--- THE REQUEST ---
Search the entries for the word "single" and pull out each line that has it.

* Begin EXERCISE MATERIAL *

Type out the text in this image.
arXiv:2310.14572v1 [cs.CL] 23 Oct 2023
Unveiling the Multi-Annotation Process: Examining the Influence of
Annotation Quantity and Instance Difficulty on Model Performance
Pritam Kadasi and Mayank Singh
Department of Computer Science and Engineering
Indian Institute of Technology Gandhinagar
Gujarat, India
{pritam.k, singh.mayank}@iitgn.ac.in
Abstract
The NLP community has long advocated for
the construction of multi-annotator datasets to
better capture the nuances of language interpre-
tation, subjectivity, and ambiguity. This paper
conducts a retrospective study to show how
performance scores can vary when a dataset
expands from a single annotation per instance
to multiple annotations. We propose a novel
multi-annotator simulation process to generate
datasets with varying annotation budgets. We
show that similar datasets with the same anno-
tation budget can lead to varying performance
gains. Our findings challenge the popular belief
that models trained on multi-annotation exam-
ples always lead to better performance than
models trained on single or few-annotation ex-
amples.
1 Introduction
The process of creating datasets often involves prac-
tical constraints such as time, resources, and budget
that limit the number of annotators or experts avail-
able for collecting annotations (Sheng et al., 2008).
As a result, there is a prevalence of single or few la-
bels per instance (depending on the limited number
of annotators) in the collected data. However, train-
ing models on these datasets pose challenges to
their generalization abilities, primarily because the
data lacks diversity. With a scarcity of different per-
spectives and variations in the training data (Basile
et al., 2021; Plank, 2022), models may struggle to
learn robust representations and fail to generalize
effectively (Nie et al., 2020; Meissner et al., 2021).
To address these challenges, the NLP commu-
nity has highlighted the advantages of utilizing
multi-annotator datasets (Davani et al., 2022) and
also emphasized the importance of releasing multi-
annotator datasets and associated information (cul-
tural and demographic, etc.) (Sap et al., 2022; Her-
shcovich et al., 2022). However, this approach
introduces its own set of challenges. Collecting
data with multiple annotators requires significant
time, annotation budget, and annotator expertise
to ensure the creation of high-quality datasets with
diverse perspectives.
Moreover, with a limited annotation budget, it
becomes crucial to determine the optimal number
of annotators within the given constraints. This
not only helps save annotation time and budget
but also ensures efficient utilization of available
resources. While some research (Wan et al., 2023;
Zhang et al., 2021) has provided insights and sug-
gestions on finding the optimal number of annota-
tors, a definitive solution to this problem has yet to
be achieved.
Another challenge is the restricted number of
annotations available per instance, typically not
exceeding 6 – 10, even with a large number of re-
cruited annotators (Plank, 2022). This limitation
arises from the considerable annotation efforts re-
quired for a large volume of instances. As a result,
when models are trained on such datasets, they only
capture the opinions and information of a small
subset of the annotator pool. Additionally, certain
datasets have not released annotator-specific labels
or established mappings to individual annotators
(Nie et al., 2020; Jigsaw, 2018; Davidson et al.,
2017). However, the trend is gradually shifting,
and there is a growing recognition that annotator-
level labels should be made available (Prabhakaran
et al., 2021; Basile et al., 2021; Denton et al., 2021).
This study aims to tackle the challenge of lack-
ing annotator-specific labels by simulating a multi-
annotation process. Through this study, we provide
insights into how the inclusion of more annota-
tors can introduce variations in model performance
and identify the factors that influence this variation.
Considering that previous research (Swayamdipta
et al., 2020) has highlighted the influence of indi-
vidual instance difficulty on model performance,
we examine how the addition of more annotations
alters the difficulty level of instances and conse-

* End EXERCISE MATERIAL *

--- FULL ANSWER ---
expands from a single annotation per instance
models trained on single or few-annotation ex-
As a result, there is a prevalence of single or few la-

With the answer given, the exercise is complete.